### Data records
——————————
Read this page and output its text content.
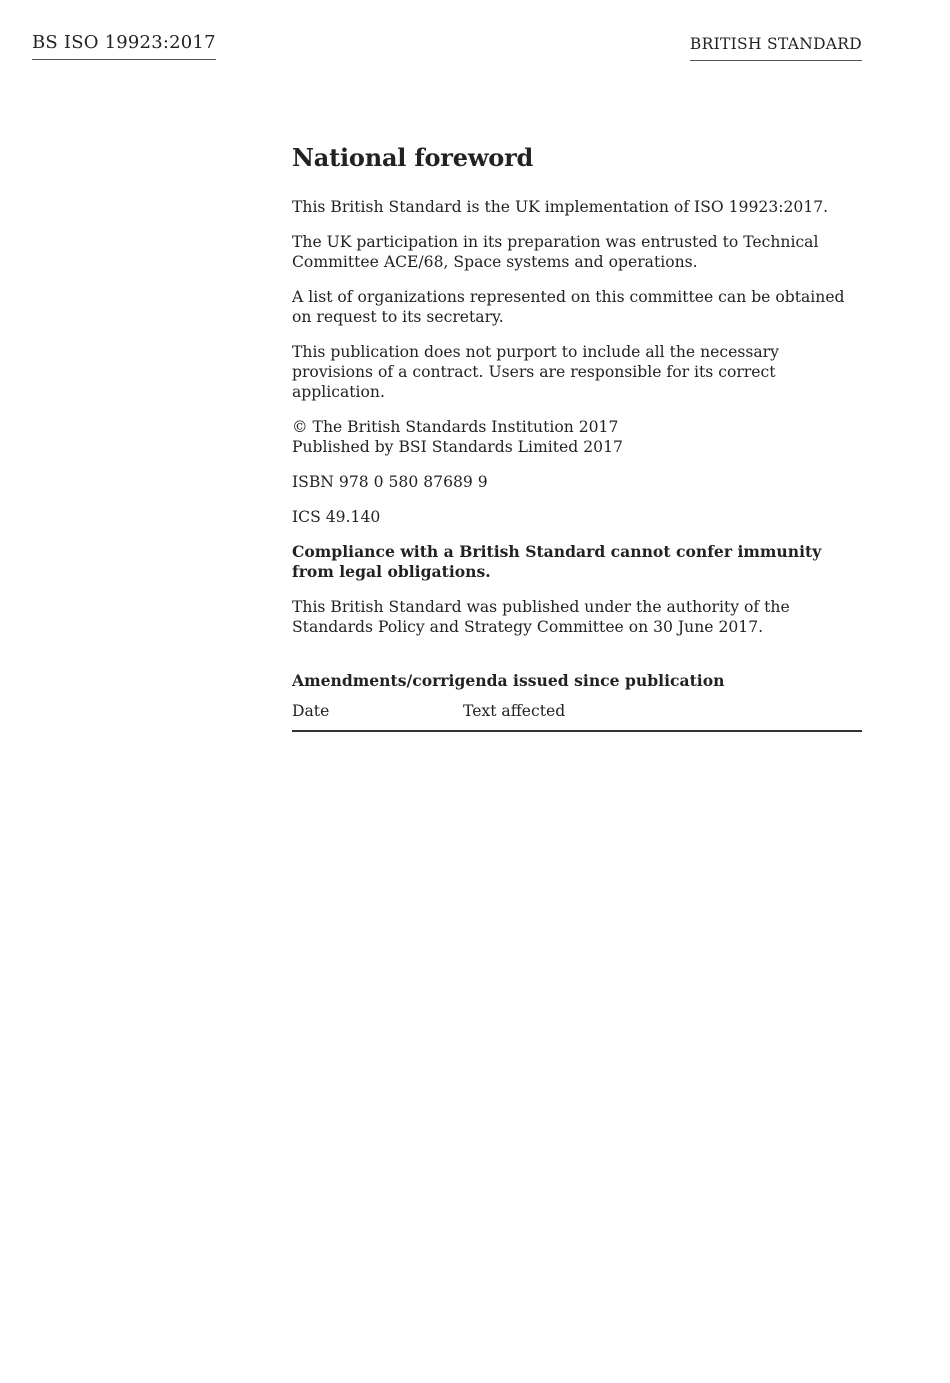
BS ISO 19923:2017	BRITISH STANDARD
National foreword

This British Standard is the UK implementation of ISO 19923:2017.

The UK participation in its preparation was entrusted to Technical Committee ACE/68, Space systems and operations.

A list of organizations represented on this committee can be obtained on request to its secretary.

This publication does not purport to include all the necessary provisions of a contract. Users are responsible for its correct application.

© The British Standards Institution 2017
Published by BSI Standards Limited 2017

ISBN 978 0 580 87689 9

ICS 49.140

Compliance with a British Standard cannot confer immunity from legal obligations.

This British Standard was published under the authority of the Standards Policy and Strategy Committee on 30 June 2017.

Amendments/corrigenda issued since publication
Date	Text affected
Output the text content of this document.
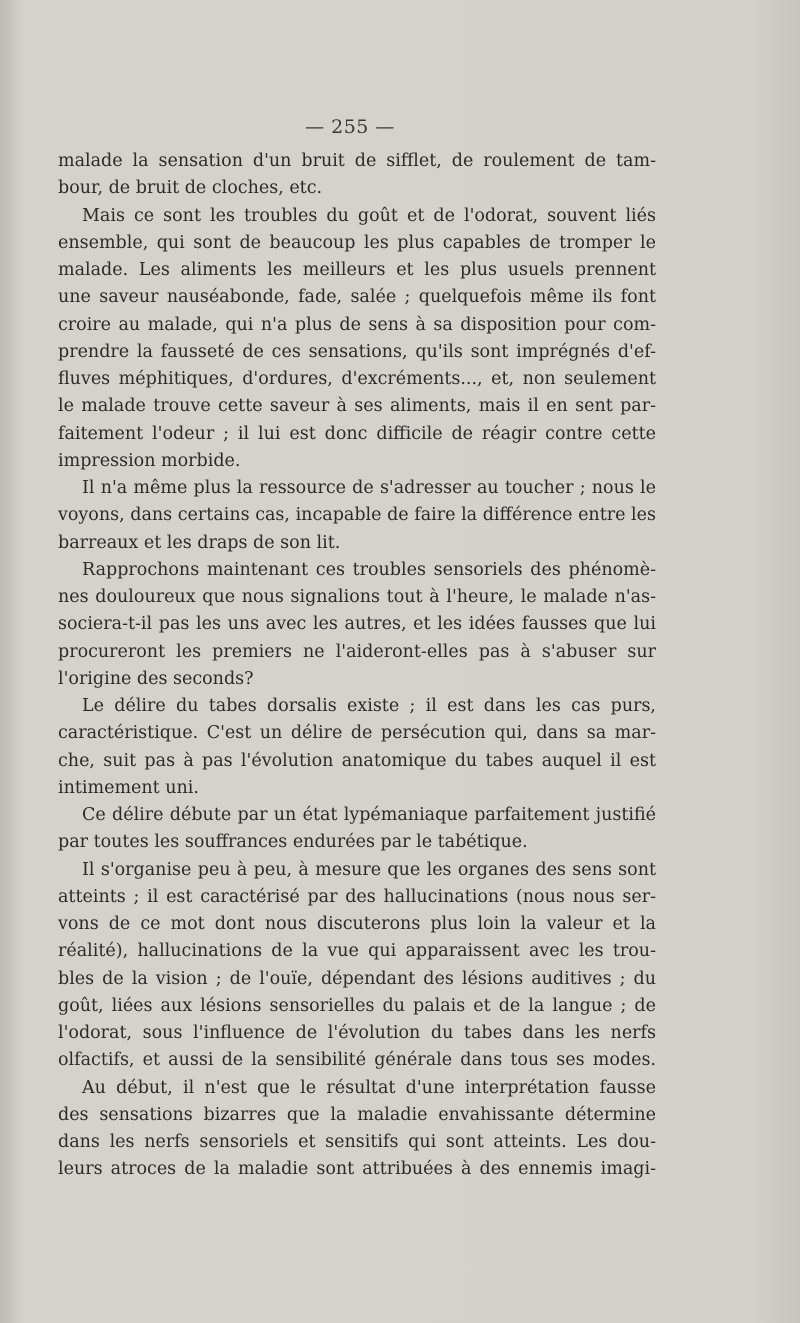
— 255 —
malade la sensation d'un bruit de sifflet, de roulement de tam-
bour, de bruit de cloches, etc.
Mais ce sont les troubles du goût et de l'odorat, souvent liés
ensemble, qui sont de beaucoup les plus capables de tromper le
malade. Les aliments les meilleurs et les plus usuels prennent
une saveur nauséabonde, fade, salée ; quelquefois même ils font
croire au malade, qui n'a plus de sens à sa disposition pour com-
prendre la fausseté de ces sensations, qu'ils sont imprégnés d'ef-
fluves méphitiques, d'ordures, d'excréments..., et, non seulement
le malade trouve cette saveur à ses aliments, mais il en sent par-
faitement l'odeur ; il lui est donc difficile de réagir contre cette
impression morbide.
Il n'a même plus la ressource de s'adresser au toucher ; nous le
voyons, dans certains cas, incapable de faire la différence entre les
barreaux et les draps de son lit.
Rapprochons maintenant ces troubles sensoriels des phénomè-
nes douloureux que nous signalions tout à l'heure, le malade n'as-
sociera-t-il pas les uns avec les autres, et les idées fausses que lui
procureront les premiers ne l'aideront-elles pas à s'abuser sur
l'origine des seconds?
Le délire du tabes dorsalis existe ; il est dans les cas purs,
caractéristique. C'est un délire de persécution qui, dans sa mar-
che, suit pas à pas l'évolution anatomique du tabes auquel il est
intimement uni.
Ce délire débute par un état lypémaniaque parfaitement justifié
par toutes les souffrances endurées par le tabétique.
Il s'organise peu à peu, à mesure que les organes des sens sont
atteints ; il est caractérisé par des hallucinations (nous nous ser-
vons de ce mot dont nous discuterons plus loin la valeur et la
réalité), hallucinations de la vue qui apparaissent avec les trou-
bles de la vision ; de l'ouïe, dépendant des lésions auditives ; du
goût, liées aux lésions sensorielles du palais et de la langue ; de
l'odorat, sous l'influence de l'évolution du tabes dans les nerfs
olfactifs, et aussi de la sensibilité générale dans tous ses modes.
Au début, il n'est que le résultat d'une interprétation fausse
des sensations bizarres que la maladie envahissante détermine
dans les nerfs sensoriels et sensitifs qui sont atteints. Les dou-
leurs atroces de la maladie sont attribuées à des ennemis imagi-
——————————
### WHAT THE EXERCISE ASKS
Repeat the listing above exactly, with no pictures.

### ANSWER TO THIS PROBLEM
Read this page and output its text content.
BS ISO 19923:2017	BRITISH STANDARD
National foreword

This British Standard is the UK implementation of ISO 19923:2017.

The UK participation in its preparation was entrusted to Technical Committee ACE/68, Space systems and operations.

A list of organizations represented on this committee can be obtained on request to its secretary.

This publication does not purport to include all the necessary provisions of a contract. Users are responsible for its correct application.

© The British Standards Institution 2017
Published by BSI Standards Limited 2017

ISBN 978 0 580 87689 9

ICS 49.140

Compliance with a British Standard cannot confer immunity from legal obligations.

This British Standard was published under the authority of the Standards Policy and Strategy Committee on 30 June 2017.

Amendments/corrigenda issued since publication
Date	Text affected
Output the text content of this document.
— 255 —
malade la sensation d'un bruit de sifflet, de roulement de tam-
bour, de bruit de cloches, etc.
Mais ce sont les troubles du goût et de l'odorat, souvent liés
ensemble, qui sont de beaucoup les plus capables de tromper le
malade. Les aliments les meilleurs et les plus usuels prennent
une saveur nauséabonde, fade, salée ; quelquefois même ils font
croire au malade, qui n'a plus de sens à sa disposition pour com-
prendre la fausseté de ces sensations, qu'ils sont imprégnés d'ef-
fluves méphitiques, d'ordures, d'excréments..., et, non seulement
le malade trouve cette saveur à ses aliments, mais il en sent par-
faitement l'odeur ; il lui est donc difficile de réagir contre cette
impression morbide.
Il n'a même plus la ressource de s'adresser au toucher ; nous le
voyons, dans certains cas, incapable de faire la différence entre les
barreaux et les draps de son lit.
Rapprochons maintenant ces troubles sensoriels des phénomè-
nes douloureux que nous signalions tout à l'heure, le malade n'as-
sociera-t-il pas les uns avec les autres, et les idées fausses que lui
procureront les premiers ne l'aideront-elles pas à s'abuser sur
l'origine des seconds?
Le délire du tabes dorsalis existe ; il est dans les cas purs,
caractéristique. C'est un délire de persécution qui, dans sa mar-
che, suit pas à pas l'évolution anatomique du tabes auquel il est
intimement uni.
Ce délire débute par un état lypémaniaque parfaitement justifié
par toutes les souffrances endurées par le tabétique.
Il s'organise peu à peu, à mesure que les organes des sens sont
atteints ; il est caractérisé par des hallucinations (nous nous ser-
vons de ce mot dont nous discuterons plus loin la valeur et la
réalité), hallucinations de la vue qui apparaissent avec les trou-
bles de la vision ; de l'ouïe, dépendant des lésions auditives ; du
goût, liées aux lésions sensorielles du palais et de la langue ; de
l'odorat, sous l'influence de l'évolution du tabes dans les nerfs
olfactifs, et aussi de la sensibilité générale dans tous ses modes.
Au début, il n'est que le résultat d'une interprétation fausse
des sensations bizarres que la maladie envahissante détermine
dans les nerfs sensoriels et sensitifs qui sont atteints. Les dou-
leurs atroces de la maladie sont attribuées à des ennemis imagi-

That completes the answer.